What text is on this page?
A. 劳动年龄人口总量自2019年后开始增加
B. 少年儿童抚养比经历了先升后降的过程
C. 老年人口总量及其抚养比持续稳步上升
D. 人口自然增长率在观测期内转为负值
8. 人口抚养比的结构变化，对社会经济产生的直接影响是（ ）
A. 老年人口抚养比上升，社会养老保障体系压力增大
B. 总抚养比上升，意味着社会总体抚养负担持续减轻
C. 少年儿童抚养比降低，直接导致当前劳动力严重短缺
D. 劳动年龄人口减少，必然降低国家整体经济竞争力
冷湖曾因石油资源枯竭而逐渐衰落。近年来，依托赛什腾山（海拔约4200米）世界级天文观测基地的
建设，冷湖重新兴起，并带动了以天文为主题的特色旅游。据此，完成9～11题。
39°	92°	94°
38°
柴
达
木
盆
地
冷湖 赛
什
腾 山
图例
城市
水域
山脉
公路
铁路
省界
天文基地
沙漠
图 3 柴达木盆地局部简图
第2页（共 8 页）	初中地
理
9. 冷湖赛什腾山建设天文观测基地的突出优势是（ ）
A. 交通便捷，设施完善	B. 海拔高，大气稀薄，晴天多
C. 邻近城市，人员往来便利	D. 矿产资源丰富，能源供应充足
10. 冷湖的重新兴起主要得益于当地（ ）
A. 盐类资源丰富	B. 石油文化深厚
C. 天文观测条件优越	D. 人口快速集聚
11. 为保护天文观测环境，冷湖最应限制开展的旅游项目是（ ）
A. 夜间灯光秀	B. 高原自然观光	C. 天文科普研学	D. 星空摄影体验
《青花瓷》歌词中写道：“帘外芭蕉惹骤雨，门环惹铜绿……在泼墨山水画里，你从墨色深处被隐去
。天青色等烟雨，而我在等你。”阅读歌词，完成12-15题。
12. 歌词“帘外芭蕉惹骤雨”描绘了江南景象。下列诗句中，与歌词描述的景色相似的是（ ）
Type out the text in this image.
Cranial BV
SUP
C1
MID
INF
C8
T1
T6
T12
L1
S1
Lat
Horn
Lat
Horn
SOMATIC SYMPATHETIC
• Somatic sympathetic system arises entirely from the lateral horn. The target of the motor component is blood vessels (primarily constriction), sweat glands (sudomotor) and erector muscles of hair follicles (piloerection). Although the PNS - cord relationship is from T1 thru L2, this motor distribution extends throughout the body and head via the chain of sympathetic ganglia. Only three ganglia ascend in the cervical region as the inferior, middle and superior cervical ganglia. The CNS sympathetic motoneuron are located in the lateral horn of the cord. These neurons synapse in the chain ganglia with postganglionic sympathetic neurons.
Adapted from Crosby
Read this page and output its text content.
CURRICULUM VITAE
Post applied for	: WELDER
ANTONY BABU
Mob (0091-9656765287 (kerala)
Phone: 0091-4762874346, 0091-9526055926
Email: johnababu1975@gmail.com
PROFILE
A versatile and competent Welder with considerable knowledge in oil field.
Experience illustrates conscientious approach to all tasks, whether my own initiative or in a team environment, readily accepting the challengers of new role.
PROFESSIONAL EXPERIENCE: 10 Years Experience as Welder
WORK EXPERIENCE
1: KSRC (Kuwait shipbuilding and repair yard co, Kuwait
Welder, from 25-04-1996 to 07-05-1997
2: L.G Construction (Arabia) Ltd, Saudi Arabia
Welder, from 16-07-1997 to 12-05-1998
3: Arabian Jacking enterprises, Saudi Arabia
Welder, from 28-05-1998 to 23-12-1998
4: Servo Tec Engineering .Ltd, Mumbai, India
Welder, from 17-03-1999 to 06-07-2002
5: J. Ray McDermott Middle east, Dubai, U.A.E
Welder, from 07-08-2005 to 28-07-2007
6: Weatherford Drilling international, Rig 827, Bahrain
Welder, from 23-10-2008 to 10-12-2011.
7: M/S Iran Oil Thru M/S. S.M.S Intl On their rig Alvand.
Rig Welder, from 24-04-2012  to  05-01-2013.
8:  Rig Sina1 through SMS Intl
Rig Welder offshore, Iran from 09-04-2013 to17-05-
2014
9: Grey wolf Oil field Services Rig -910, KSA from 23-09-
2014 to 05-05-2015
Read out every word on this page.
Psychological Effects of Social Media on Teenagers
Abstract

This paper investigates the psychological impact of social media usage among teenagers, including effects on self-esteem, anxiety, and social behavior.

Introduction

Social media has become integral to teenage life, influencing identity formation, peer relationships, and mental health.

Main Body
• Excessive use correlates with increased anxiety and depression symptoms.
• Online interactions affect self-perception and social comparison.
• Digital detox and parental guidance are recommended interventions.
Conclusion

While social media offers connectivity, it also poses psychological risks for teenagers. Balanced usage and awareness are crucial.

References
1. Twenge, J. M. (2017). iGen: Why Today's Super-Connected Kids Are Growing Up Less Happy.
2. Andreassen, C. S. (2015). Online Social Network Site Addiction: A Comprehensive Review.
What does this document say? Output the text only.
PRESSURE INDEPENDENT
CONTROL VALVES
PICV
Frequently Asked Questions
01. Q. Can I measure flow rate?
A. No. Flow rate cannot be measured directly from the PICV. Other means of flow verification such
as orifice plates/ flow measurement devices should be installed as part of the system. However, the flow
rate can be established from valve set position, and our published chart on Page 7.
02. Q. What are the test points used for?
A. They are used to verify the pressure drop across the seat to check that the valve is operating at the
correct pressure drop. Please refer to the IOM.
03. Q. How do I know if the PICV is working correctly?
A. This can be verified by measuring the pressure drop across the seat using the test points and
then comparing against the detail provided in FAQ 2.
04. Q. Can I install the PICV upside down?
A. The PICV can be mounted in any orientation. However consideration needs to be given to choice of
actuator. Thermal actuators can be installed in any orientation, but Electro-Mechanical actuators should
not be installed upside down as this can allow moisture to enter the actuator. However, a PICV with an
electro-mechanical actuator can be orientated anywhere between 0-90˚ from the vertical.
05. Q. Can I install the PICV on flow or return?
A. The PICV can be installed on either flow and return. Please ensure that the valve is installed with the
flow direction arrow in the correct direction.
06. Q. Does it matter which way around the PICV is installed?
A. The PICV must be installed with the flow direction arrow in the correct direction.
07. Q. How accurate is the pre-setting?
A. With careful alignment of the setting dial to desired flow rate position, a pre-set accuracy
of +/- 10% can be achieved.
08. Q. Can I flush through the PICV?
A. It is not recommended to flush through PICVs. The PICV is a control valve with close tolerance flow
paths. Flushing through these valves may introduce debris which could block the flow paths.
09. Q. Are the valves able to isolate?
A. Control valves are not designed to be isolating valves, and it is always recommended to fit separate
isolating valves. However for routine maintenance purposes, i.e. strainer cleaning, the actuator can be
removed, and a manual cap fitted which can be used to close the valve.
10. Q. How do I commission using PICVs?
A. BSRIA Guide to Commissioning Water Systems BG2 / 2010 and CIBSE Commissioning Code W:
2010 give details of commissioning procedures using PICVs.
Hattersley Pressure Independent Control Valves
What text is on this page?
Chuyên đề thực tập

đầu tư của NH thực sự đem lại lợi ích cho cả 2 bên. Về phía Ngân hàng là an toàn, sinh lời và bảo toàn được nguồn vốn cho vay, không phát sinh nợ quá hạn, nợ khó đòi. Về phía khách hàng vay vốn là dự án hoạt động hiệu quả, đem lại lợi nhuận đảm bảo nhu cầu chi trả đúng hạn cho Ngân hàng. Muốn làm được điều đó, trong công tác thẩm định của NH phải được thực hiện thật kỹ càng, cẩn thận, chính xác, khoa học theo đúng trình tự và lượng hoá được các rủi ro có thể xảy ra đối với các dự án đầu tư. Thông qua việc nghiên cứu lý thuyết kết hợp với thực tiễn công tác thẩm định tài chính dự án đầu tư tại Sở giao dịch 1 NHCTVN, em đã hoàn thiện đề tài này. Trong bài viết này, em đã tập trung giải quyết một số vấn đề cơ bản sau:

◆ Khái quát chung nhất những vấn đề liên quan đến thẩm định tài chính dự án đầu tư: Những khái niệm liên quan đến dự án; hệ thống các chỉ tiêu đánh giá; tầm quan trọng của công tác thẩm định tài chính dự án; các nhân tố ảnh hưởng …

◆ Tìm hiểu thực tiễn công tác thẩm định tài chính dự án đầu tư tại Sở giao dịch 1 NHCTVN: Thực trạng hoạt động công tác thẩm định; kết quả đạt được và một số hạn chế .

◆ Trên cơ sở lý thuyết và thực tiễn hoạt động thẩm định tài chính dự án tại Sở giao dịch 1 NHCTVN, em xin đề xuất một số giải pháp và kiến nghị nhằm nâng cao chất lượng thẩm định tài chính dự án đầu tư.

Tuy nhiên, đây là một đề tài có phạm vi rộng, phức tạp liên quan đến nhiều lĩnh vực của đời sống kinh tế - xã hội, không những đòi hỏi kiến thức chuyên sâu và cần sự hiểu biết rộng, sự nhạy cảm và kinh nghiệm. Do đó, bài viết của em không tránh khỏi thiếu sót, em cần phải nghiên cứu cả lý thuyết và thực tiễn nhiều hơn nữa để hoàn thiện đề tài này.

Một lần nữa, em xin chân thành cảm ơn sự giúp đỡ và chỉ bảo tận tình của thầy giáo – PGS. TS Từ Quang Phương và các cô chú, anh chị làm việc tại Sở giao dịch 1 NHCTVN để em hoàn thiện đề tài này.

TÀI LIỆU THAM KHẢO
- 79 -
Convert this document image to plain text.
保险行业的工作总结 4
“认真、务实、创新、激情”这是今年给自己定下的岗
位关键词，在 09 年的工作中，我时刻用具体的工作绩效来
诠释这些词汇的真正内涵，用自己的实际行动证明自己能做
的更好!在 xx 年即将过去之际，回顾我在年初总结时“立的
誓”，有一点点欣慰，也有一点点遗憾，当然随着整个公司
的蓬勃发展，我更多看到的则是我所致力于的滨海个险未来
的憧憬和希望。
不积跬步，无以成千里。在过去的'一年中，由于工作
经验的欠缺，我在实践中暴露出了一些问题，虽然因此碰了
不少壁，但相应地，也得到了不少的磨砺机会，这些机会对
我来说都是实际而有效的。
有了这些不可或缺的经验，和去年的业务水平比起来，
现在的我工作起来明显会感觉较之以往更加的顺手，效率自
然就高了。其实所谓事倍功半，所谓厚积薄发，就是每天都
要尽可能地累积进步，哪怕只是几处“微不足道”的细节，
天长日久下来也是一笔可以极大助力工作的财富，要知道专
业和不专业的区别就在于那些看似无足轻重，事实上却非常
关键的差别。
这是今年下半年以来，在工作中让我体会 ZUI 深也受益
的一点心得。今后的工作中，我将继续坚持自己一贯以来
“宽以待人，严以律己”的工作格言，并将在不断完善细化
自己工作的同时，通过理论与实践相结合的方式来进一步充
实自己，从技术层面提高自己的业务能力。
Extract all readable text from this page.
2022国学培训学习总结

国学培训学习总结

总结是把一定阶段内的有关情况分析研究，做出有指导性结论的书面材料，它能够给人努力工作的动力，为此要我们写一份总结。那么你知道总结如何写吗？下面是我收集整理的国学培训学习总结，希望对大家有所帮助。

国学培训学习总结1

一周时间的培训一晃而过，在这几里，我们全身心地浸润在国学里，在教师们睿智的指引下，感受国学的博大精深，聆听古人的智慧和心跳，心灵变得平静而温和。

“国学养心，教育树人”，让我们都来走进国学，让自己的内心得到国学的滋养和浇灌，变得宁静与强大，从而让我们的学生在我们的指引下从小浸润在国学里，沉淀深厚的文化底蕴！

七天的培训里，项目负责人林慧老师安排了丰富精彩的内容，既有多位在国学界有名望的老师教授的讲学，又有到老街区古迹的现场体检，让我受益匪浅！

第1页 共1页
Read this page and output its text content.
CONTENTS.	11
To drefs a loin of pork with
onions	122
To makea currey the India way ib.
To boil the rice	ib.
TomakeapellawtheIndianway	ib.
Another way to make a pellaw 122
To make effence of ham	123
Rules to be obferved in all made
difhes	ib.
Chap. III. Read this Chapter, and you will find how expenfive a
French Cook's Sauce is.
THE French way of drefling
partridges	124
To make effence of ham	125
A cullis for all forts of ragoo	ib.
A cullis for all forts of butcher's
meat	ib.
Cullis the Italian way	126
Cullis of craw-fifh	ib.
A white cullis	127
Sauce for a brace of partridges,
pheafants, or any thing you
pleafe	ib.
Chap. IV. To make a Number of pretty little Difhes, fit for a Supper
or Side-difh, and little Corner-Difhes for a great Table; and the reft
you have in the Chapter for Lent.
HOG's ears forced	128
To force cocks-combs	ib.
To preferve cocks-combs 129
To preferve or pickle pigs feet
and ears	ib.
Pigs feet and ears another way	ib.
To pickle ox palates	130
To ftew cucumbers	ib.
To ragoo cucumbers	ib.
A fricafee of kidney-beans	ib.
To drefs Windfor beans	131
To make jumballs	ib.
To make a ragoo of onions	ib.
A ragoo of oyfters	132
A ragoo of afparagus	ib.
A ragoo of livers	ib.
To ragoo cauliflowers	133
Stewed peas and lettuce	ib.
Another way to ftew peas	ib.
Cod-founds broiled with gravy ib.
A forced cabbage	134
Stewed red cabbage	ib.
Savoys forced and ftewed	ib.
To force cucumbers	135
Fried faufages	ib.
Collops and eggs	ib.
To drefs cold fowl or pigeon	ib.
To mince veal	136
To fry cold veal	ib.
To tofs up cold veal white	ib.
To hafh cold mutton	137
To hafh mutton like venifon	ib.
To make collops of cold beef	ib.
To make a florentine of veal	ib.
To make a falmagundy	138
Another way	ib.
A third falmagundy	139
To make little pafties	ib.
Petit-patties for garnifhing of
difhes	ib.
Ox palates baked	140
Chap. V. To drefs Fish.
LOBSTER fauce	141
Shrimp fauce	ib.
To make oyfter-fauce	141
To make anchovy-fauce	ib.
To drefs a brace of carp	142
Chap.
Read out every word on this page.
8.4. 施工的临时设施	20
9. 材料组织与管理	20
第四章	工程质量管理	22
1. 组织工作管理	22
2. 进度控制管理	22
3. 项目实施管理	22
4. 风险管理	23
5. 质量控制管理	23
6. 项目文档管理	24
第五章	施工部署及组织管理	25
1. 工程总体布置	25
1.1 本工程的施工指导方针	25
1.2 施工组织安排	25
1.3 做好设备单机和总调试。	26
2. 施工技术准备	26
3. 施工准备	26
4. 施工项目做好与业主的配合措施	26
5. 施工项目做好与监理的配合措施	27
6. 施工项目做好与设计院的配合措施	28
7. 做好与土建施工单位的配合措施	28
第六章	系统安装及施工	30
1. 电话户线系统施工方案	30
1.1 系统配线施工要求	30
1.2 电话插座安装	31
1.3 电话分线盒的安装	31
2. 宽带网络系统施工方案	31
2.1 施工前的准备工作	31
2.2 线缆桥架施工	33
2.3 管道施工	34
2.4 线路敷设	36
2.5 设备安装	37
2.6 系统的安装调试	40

__Problem__:
Using the records above, copy every line that has the word "What" in it.

__Answer to the task__:
What text is on this page?
What does this document say? Output the text only.
02. Q. What are the test points used for?
What text is on this page?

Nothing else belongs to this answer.